→ Job: Continue the article about fire danger in Sweetwater County, picking up after its last sentence.
-------- Source text --------
He said that there are several large fires already burning throughout the country, and resources to fight the fires and to support them are in short supply. Though this past week temperatures have been cooler, Bournazian said he believes the high temperatures and fire starts will pick back up soon.

“Sweetwater County has had an active fire season to start off June, and with the last few days of scattered rains, the fire starts have slowed. But with the upcoming increased temps and the Fourth of July, I am afraid we will be back to firefighting in no time,” Bournazian said.

Due to the high fire danger, Bournazian will be approaching the Sweetwater County Commissioners on Tuesday, July 6, about implementing fire restrictions within the county.

“Ultimately it is up to the Board of County Commissioners to decide if and when we go in and out of fire restrictions and at what level,” Bournazian said.

Bournazian said that he is one of several county fire warden who has weekly conversations with federal and state land managers about fire “conditions, concerns, available resources and short and long term weather patterns, as well as recent fire causes and how the fires are reacting with current conditions.”

He then relays all of that information to the County Commission to keep them up to date on local factors and conditions.
-------- Provided material --------
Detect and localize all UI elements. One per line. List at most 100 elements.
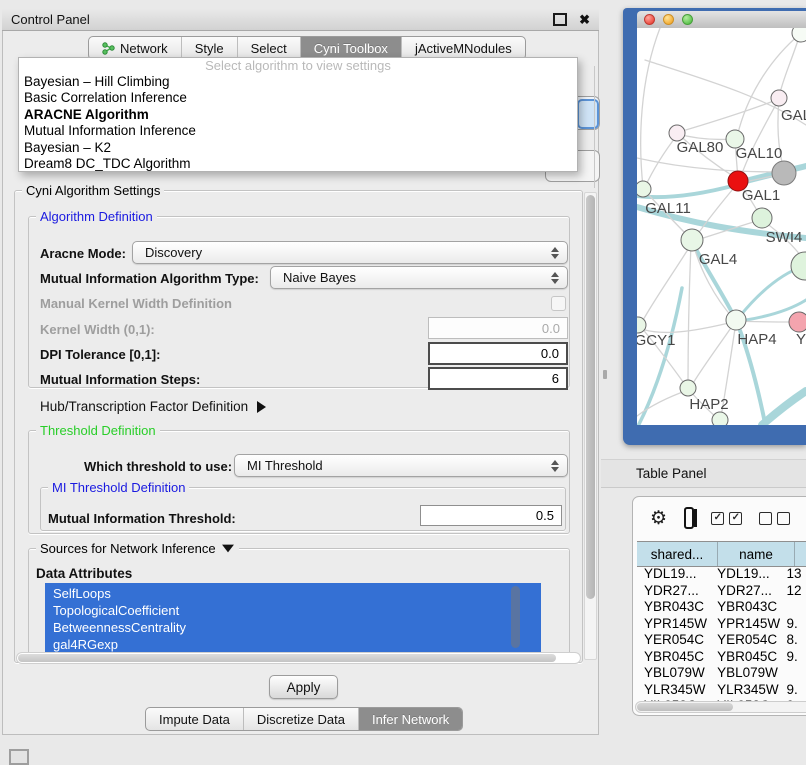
--------
→ Exercise result:
“While the recent rains have provided us some short term relief with the lighter fuels like grass and small brush, it will not do a lot to improve the moisture content of the sage, juniper and timber, I am afraid. Long term, talking weeks of consistent moisture, is what it would take to improve those larger fuel conditions,” Bournazian said.

Additionally, Bournazian said the Sweetwater County Fire Department works closely with the Bureau of Land Management (BLM) and their staff on fire prevention and stays up to date with whether they may be going into fire restrictions.

BLM Wyoming announced earlier today on their Facebook page that fire restrictions are in effect on public lands administered by the BLM’s Cody, Lander and Worland field offices in Big Horn, Carbon, Fremont, Hot Springs, Natrona, Park, Sweetwater and Washakie counties. These restrictions are the result of hot, dry conditions and high fire danger, and were coordinated with their fellow wildfire cooperating agencies.

Fire Prevention and Safety

Bournazian said that residents and tourists have a responsibility to practice fire prevention and safety when enjoying lands in and around Sweetwater County.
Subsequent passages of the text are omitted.